— Begin RECORD SET —
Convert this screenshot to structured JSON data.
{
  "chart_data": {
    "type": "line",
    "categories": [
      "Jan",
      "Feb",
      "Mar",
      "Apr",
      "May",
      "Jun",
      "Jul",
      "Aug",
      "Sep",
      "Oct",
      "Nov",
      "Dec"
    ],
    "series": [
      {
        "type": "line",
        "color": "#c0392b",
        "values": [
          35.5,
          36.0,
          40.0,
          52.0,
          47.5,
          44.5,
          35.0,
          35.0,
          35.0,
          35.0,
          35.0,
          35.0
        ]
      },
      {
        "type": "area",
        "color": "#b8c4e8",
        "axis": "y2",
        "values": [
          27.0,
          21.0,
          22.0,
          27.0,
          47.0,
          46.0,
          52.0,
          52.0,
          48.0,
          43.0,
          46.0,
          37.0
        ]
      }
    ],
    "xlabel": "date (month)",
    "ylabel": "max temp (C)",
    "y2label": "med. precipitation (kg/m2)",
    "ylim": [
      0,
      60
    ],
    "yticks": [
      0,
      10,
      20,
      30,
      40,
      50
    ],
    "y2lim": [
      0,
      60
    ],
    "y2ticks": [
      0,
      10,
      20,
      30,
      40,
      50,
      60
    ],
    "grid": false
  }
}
— End RECORD SET —
■ AIM
Return the listing above word for word.

■ EXERCISE RESULT
Convert this screenshot to structured JSON data.
{
  "chart_data": {
    "type": "line",
    "categories": [
      "Jan",
      "Feb",
      "Mar",
      "Apr",
      "May",
      "Jun",
      "Jul",
      "Aug",
      "Sep",
      "Oct",
      "Nov",
      "Dec"
    ],
    "series": [
      {
        "type": "line",
        "color": "#c0392b",
        "values": [
          35.5,
          36.0,
          40.0,
          52.0,
          47.5,
          44.5,
          35.0,
          35.0,
          35.0,
          35.0,
          35.0,
          35.0
        ]
      },
      {
        "type": "area",
        "color": "#b8c4e8",
        "axis": "y2",
        "values": [
          27.0,
          21.0,
          22.0,
          27.0,
          47.0,
          46.0,
          52.0,
          52.0,
          48.0,
          43.0,
          46.0,
          37.0
        ]
      }
    ],
    "xlabel": "date (month)",
    "ylabel": "max temp (C)",
    "y2label": "med. precipitation (kg/m2)",
    "ylim": [
      0,
      60
    ],
    "yticks": [
      0,
      10,
      20,
      30,
      40,
      50
    ],
    "y2lim": [
      0,
      60
    ],
    "y2ticks": [
      0,
      10,
      20,
      30,
      40,
      50,
      60
    ],
    "grid": false
  }
}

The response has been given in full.